begin Source extract
And hast made us unto our God kings and priests: and we shall reign on the earth.

For fathers, their children and wife are their crown (i.e. a sign of how well you manage what God has given you). If you have applied good principles, then there will be a successful kingdom, also known as a family. If there is a lack of principles, or engaging with citizens then there will be a lack of order.

Speaking of which, your wife is part of the management structure, not just mere a citizen. I just thought to clear that up as not to leave any room for confusion in that regard.

Therefore, a dad’s primary duty is creating a sense of order in the house. This makes Mom’s role much easier and the house is therefore much more functional. How do I create order? Well, it should start with acknowledging who really is King of the house.

Ephesians 5:23 KJV

For the husband is the head of the wife, even as Christ is the head of the church: and He is the saviour of the body.

If you are King, then your shortcomings are the standard by which your children will measure right from wrong. If God is King, then your ability to confess your shortcomings will ring true to the fact that everyone in the house is under God’s sovereignty.

So, No. 1, Confess openly in front of your children.
end Source extract
begin Extracted material
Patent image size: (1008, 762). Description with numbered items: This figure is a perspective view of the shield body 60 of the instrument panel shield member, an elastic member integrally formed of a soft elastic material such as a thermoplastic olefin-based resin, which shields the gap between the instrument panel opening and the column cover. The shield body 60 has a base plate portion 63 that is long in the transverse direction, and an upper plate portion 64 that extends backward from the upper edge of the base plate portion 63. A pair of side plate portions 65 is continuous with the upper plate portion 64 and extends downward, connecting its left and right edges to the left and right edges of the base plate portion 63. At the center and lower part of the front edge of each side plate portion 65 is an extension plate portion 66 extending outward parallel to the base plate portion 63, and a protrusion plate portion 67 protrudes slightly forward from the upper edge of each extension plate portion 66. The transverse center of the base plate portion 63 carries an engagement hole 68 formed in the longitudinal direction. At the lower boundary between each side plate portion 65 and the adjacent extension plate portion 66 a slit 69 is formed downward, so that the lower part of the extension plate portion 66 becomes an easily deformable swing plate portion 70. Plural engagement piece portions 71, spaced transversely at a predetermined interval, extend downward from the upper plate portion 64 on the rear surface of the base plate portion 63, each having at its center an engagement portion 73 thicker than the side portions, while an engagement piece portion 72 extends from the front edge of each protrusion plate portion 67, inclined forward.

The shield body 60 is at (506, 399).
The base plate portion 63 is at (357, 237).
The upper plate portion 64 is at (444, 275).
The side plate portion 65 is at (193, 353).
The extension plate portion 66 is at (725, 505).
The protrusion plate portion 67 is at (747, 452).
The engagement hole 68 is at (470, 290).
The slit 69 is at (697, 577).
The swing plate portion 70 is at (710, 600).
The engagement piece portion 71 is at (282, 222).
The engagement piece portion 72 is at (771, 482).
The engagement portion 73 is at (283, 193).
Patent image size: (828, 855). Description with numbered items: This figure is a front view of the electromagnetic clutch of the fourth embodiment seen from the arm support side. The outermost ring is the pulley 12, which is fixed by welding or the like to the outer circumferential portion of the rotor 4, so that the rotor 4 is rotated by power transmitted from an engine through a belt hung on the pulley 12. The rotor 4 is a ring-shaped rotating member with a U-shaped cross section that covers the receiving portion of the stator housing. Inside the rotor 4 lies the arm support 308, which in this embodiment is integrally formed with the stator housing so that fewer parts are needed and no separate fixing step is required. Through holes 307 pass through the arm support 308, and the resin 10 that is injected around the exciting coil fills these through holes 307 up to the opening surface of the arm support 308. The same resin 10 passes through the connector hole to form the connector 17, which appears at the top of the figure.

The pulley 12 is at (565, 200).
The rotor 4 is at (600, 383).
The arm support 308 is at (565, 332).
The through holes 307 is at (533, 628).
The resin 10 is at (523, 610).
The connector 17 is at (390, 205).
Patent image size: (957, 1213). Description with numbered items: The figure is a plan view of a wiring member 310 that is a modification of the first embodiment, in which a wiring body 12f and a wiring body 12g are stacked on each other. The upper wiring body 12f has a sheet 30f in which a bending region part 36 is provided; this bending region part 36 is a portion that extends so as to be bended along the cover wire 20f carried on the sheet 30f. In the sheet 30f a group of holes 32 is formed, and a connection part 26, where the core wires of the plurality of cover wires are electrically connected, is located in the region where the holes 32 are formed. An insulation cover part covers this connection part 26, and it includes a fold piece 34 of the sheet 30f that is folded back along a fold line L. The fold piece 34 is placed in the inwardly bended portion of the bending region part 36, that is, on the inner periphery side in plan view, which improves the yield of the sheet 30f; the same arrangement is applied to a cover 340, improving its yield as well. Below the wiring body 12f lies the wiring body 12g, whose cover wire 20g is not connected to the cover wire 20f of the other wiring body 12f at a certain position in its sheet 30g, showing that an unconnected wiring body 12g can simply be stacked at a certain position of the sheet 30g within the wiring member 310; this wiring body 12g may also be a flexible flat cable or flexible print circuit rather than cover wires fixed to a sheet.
end Extracted material
■ Task directions:
Quote the passage about fathers leading the household word for word, beginning at "For fathers, their" and stopping after "in that regard.". This listing has no connection to the passage about fathers leading the household.

■ Complete output:
For fathers, their children and wife are their crown (i.e. a sign of how well you manage what God has given you). If you have applied good principles, then there will be a successful kingdom, also known as a family. If there is a lack of principles, or engaging with citizens then there will be a lack of order.

Speaking of which, your wife is part of the management structure, not just mere a citizen. I just thought to clear that up as not to leave any room for confusion in that regard.